═══ Record list
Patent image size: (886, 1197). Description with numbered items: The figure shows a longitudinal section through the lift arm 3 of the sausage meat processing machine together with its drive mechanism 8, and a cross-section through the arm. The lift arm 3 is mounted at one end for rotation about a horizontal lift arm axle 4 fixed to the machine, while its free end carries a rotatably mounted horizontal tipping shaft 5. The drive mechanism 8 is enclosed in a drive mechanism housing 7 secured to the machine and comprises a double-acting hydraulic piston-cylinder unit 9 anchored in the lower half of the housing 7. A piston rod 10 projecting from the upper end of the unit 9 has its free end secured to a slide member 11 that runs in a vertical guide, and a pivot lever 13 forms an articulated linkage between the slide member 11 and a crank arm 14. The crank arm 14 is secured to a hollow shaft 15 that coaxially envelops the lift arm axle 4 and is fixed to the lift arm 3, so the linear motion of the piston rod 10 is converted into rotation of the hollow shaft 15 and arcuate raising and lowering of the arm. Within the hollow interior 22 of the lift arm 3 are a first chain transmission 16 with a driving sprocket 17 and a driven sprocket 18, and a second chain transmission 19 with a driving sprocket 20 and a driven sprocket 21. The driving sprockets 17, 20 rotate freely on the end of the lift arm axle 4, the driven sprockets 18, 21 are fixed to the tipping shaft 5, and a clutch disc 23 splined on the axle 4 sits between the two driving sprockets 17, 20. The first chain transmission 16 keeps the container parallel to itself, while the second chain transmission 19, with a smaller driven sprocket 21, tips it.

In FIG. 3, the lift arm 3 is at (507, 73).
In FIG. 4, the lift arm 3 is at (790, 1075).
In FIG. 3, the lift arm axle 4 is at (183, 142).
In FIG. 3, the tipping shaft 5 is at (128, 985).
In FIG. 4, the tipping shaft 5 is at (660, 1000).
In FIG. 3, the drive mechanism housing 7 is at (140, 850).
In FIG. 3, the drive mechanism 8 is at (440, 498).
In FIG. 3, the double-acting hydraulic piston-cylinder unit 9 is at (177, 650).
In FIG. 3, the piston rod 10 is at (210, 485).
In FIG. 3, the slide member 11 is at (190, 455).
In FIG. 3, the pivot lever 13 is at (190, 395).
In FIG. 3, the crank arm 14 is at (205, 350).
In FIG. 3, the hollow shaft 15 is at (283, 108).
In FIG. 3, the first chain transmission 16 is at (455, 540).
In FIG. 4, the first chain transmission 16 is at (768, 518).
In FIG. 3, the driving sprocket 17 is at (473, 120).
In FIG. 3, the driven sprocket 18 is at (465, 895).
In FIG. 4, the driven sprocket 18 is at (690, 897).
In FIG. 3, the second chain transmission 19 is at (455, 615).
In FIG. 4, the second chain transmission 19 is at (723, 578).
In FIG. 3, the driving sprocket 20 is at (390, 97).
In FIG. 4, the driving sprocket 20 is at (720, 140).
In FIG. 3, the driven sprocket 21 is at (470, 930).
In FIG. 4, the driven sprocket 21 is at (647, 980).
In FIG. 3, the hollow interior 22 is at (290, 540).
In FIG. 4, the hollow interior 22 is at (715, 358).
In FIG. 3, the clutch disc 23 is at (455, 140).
══════
Retype, unchanged, the lines from the start of the records through the line containing "In FIG. 3, the drive mechanism housing".

* Response to this task
Patent image size: (886, 1197). Description with numbered items: The figure shows a longitudinal section through the lift arm 3 of the sausage meat processing machine together with its drive mechanism 8, and a cross-section through the arm. The lift arm 3 is mounted at one end for rotation about a horizontal lift arm axle 4 fixed to the machine, while its free end carries a rotatably mounted horizontal tipping shaft 5. The drive mechanism 8 is enclosed in a drive mechanism housing 7 secured to the machine and comprises a double-acting hydraulic piston-cylinder unit 9 anchored in the lower half of the housing 7. A piston rod 10 projecting from the upper end of the unit 9 has its free end secured to a slide member 11 that runs in a vertical guide, and a pivot lever 13 forms an articulated linkage between the slide member 11 and a crank arm 14. The crank arm 14 is secured to a hollow shaft 15 that coaxially envelops the lift arm axle 4 and is fixed to the lift arm 3, so the linear motion of the piston rod 10 is converted into rotation of the hollow shaft 15 and arcuate raising and lowering of the arm. Within the hollow interior 22 of the lift arm 3 are a first chain transmission 16 with a driving sprocket 17 and a driven sprocket 18, and a second chain transmission 19 with a driving sprocket 20 and a driven sprocket 21. The driving sprockets 17, 20 rotate freely on the end of the lift arm axle 4, the driven sprockets 18, 21 are fixed to the tipping shaft 5, and a clutch disc 23 splined on the axle 4 sits between the two driving sprockets 17, 20. The first chain transmission 16 keeps the container parallel to itself, while the second chain transmission 19, with a smaller driven sprocket 21, tips it.

In FIG. 3, the lift arm 3 is at (507, 73).
In FIG. 4, the lift arm 3 is at (790, 1075).
In FIG. 3, the lift arm axle 4 is at (183, 142).
In FIG. 3, the tipping shaft 5 is at (128, 985).
In FIG. 4, the tipping shaft 5 is at (660, 1000).
In FIG. 3, the drive mechanism housing 7 is at (140, 850).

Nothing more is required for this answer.